Reproduce the entries exactly.

-- begin MATERIAL FOR THIS TASK --

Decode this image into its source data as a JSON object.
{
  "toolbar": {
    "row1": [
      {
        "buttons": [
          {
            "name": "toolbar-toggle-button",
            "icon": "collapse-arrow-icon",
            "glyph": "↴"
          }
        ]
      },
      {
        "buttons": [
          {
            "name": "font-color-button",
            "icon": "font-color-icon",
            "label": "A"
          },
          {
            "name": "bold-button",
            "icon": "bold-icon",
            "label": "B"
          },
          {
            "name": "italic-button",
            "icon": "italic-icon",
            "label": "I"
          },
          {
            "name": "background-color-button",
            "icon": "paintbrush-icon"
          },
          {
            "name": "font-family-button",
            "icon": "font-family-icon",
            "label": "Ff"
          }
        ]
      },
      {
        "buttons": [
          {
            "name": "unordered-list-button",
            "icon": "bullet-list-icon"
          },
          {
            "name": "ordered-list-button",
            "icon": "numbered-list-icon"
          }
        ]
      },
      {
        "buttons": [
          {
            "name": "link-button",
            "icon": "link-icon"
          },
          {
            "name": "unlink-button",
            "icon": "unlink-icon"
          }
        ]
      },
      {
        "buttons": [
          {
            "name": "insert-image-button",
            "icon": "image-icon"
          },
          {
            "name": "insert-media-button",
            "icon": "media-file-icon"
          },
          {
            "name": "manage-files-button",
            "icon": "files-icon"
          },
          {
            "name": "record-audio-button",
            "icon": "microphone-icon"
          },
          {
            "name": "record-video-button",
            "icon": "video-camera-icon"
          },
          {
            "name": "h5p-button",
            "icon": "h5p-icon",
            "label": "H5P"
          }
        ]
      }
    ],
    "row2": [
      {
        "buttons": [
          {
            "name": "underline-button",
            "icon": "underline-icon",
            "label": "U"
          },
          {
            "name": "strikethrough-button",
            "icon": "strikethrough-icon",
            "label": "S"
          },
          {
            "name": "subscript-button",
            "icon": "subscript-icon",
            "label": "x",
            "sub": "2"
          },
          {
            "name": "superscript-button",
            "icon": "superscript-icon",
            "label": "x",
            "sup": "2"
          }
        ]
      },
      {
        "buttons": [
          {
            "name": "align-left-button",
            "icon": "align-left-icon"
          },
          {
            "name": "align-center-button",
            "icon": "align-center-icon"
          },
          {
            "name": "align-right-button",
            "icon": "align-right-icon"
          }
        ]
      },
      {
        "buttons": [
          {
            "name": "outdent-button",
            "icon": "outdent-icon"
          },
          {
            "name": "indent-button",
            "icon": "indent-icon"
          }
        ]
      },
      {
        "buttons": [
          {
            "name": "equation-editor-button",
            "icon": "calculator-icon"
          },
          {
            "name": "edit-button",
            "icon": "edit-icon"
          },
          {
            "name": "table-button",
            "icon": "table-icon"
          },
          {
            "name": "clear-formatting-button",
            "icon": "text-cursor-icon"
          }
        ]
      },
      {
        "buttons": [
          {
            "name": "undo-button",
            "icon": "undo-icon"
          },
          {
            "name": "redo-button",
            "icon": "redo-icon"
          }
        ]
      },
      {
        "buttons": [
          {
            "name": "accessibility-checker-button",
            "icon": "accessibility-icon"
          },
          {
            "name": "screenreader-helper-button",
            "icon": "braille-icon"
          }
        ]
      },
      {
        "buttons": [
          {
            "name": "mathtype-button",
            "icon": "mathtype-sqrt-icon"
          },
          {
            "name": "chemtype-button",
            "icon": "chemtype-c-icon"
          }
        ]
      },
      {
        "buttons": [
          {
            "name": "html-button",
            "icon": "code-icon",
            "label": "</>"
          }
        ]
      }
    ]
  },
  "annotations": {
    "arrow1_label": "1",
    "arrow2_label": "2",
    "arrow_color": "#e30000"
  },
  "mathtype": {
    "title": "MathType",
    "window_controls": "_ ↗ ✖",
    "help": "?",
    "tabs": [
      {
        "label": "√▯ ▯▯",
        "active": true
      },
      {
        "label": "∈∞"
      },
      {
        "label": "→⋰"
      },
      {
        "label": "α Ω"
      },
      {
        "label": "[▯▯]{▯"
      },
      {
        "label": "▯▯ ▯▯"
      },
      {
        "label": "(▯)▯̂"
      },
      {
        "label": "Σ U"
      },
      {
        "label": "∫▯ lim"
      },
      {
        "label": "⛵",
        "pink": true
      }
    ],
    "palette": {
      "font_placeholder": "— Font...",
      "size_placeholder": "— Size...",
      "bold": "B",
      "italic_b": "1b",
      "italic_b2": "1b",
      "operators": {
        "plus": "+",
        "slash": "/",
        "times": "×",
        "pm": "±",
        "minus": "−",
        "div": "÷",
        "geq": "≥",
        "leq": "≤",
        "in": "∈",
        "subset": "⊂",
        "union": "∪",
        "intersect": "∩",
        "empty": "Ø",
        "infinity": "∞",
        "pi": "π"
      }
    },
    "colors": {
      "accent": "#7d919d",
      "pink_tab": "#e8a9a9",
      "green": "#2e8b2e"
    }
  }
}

-- end MATERIAL FOR THIS TASK --

▶ **SOLVED PROBLEM**:
Decode this image into its source data as a JSON object.
{
  "toolbar": {
    "row1": [
      {
        "buttons": [
          {
            "name": "toolbar-toggle-button",
            "icon": "collapse-arrow-icon",
            "glyph": "↴"
          }
        ]
      },
      {
        "buttons": [
          {
            "name": "font-color-button",
            "icon": "font-color-icon",
            "label": "A"
          },
          {
            "name": "bold-button",
            "icon": "bold-icon",
            "label": "B"
          },
          {
            "name": "italic-button",
            "icon": "italic-icon",
            "label": "I"
          },
          {
            "name": "background-color-button",
            "icon": "paintbrush-icon"
          },
          {
            "name": "font-family-button",
            "icon": "font-family-icon",
            "label": "Ff"
          }
        ]
      },
      {
        "buttons": [
          {
            "name": "unordered-list-button",
            "icon": "bullet-list-icon"
          },
          {
            "name": "ordered-list-button",
            "icon": "numbered-list-icon"
          }
        ]
      },
      {
        "buttons": [
          {
            "name": "link-button",
            "icon": "link-icon"
          },
          {
            "name": "unlink-button",
            "icon": "unlink-icon"
          }
        ]
      },
      {
        "buttons": [
          {
            "name": "insert-image-button",
            "icon": "image-icon"
          },
          {
            "name": "insert-media-button",
            "icon": "media-file-icon"
          },
          {
            "name": "manage-files-button",
            "icon": "files-icon"
          },
          {
            "name": "record-audio-button",
            "icon": "microphone-icon"
          },
          {
            "name": "record-video-button",
            "icon": "video-camera-icon"
          },
          {
            "name": "h5p-button",
            "icon": "h5p-icon",
            "label": "H5P"
          }
        ]
      }
    ],
    "row2": [
      {
        "buttons": [
          {
            "name": "underline-button",
            "icon": "underline-icon",
            "label": "U"
          },
          {
            "name": "strikethrough-button",
            "icon": "strikethrough-icon",
            "label": "S"
          },
          {
            "name": "subscript-button",
            "icon": "subscript-icon",
            "label": "x",
            "sub": "2"
          },
          {
            "name": "superscript-button",
            "icon": "superscript-icon",
            "label": "x",
            "sup": "2"
          }
        ]
      },
      {
        "buttons": [
          {
            "name": "align-left-button",
            "icon": "align-left-icon"
          },
          {
            "name": "align-center-button",
            "icon": "align-center-icon"
          },
          {
            "name": "align-right-button",
            "icon": "align-right-icon"
          }
        ]
      },
      {
        "buttons": [
          {
            "name": "outdent-button",
            "icon": "outdent-icon"
          },
          {
            "name": "indent-button",
            "icon": "indent-icon"
          }
        ]
      },
      {
        "buttons": [
          {
            "name": "equation-editor-button",
            "icon": "calculator-icon"
          },
          {
            "name": "edit-button",
            "icon": "edit-icon"
          },
          {
            "name": "table-button",
            "icon": "table-icon"
          },
          {
            "name": "clear-formatting-button",
            "icon": "text-cursor-icon"
          }
        ]
      },
      {
        "buttons": [
          {
            "name": "undo-button",
            "icon": "undo-icon"
          },
          {
            "name": "redo-button",
            "icon": "redo-icon"
          }
        ]
      },
      {
        "buttons": [
          {
            "name": "accessibility-checker-button",
            "icon": "accessibility-icon"
          },
          {
            "name": "screenreader-helper-button",
            "icon": "braille-icon"
          }
        ]
      },
      {
        "buttons": [
          {
            "name": "mathtype-button",
            "icon": "mathtype-sqrt-icon"
          },
          {
            "name": "chemtype-button",
            "icon": "chemtype-c-icon"
          }
        ]
      },
      {
        "buttons": [
          {
            "name": "html-button",
            "icon": "code-icon",
            "label": "</>"
          }
        ]
      }
    ]
  },
  "annotations": {
    "arrow1_label": "1",
    "arrow2_label": "2",
    "arrow_color": "#e30000"
  },
  "mathtype": {
    "title": "MathType",
    "window_controls": "_ ↗ ✖",
    "help": "?",
    "tabs": [
      {
        "label": "√▯ ▯▯",
        "active": true
      },
      {
        "label": "∈∞"
      },
      {
        "label": "→⋰"
      },
      {
        "label": "α Ω"
      },
      {
        "label": "[▯▯]{▯"
      },
      {
        "label": "▯▯ ▯▯"
      },
      {
        "label": "(▯)▯̂"
      },
      {
        "label": "Σ U"
      },
      {
        "label": "∫▯ lim"
      },
      {
        "label": "⛵",
        "pink": true
      }
    ],
    "palette": {
      "font_placeholder": "— Font...",
      "size_placeholder": "— Size...",
      "bold": "B",
      "italic_b": "1b",
      "italic_b2": "1b",
      "operators": {
        "plus": "+",
        "slash": "/",
        "times": "×",
        "pm": "±",
        "minus": "−",
        "div": "÷",
        "geq": "≥",
        "leq": "≤",
        "in": "∈",
        "subset": "⊂",
        "union": "∪",
        "intersect": "∩",
        "empty": "Ø",
        "infinity": "∞",
        "pi": "π"
      }
    },
    "colors": {
      "accent": "#7d919d",
      "pink_tab": "#e8a9a9",
      "green": "#2e8b2e"
    }
  }
}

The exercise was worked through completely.